▸ Transcribed page data
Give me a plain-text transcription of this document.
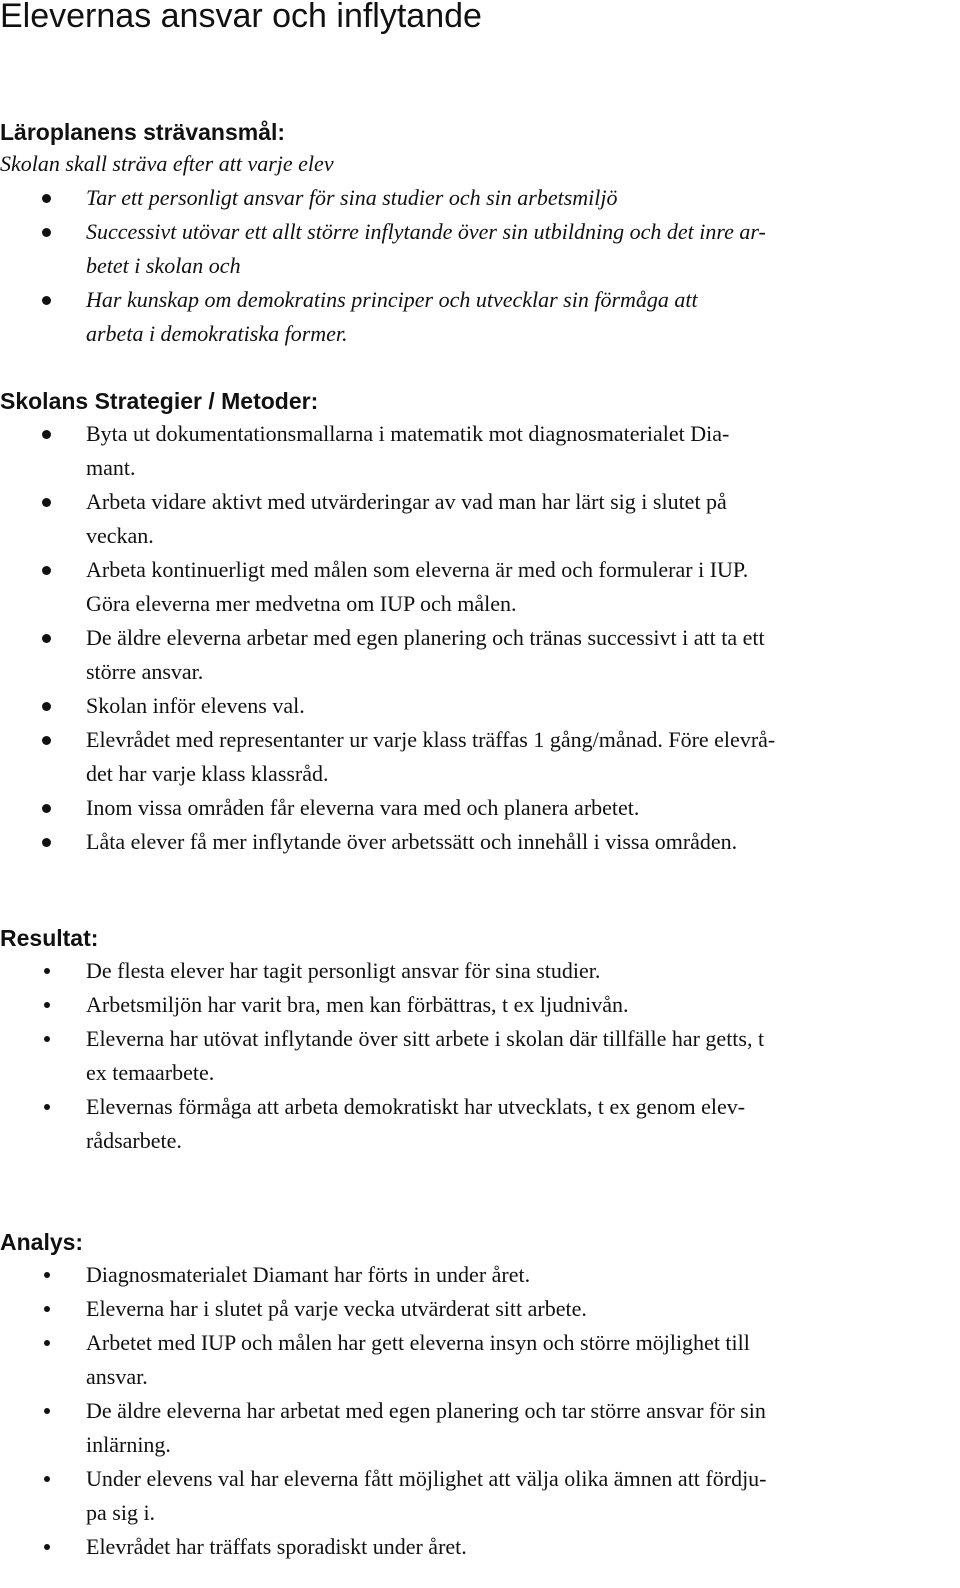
Elevernas ansvar och inflytande
Läroplanens strävansmål:
Skolan skall sträva efter att varje elev
Tar ett personligt ansvar för sina studier och sin arbetsmiljö
Successivt utövar ett allt större inflytande över sin utbildning och det inre ar-
betet i skolan och
Har kunskap om demokratins principer och utvecklar sin förmåga att
arbeta i demokratiska former.
Skolans Strategier / Metoder:
Byta ut dokumentationsmallarna i matematik mot diagnosmaterialet Dia-
mant.
Arbeta vidare aktivt med utvärderingar av vad man har lärt sig i slutet på
veckan.
Arbeta kontinuerligt med målen som eleverna är med och formulerar i IUP.
Göra eleverna mer medvetna om IUP och målen.
De äldre eleverna arbetar med egen planering och tränas successivt i att ta ett
större ansvar.
Skolan inför elevens val.
Elevrådet med representanter ur varje klass träffas 1 gång/månad. Före elevrå-
det har varje klass klassråd.
Inom vissa områden får eleverna vara med och planera arbetet.
Låta elever få mer inflytande över arbetssätt och innehåll i vissa områden.
Resultat:
De flesta elever har tagit personligt ansvar för sina studier.
Arbetsmiljön har varit bra, men kan förbättras, t ex ljudnivån.
Eleverna har utövat inflytande över sitt arbete i skolan där tillfälle har getts, t
ex temaarbete.
Elevernas förmåga att arbeta demokratiskt har utvecklats, t ex genom elev-
rådsarbete.
Analys:
Diagnosmaterialet Diamant har förts in under året.
Eleverna har i slutet på varje vecka utvärderat sitt arbete.
Arbetet med IUP och målen har gett eleverna insyn och större möjlighet till
ansvar.
De äldre eleverna har arbetat med egen planering och tar större ansvar för sin
inlärning.
Under elevens val har eleverna fått möjlighet att välja olika ämnen att fördju-
pa sig i.
Elevrådet har träffats sporadiskt under året.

▸ WHAT TO WORK ON
If a line of the entries contains "inflytande", it counts; give the total of such lines and nothing more.

▸ SOLUTION
4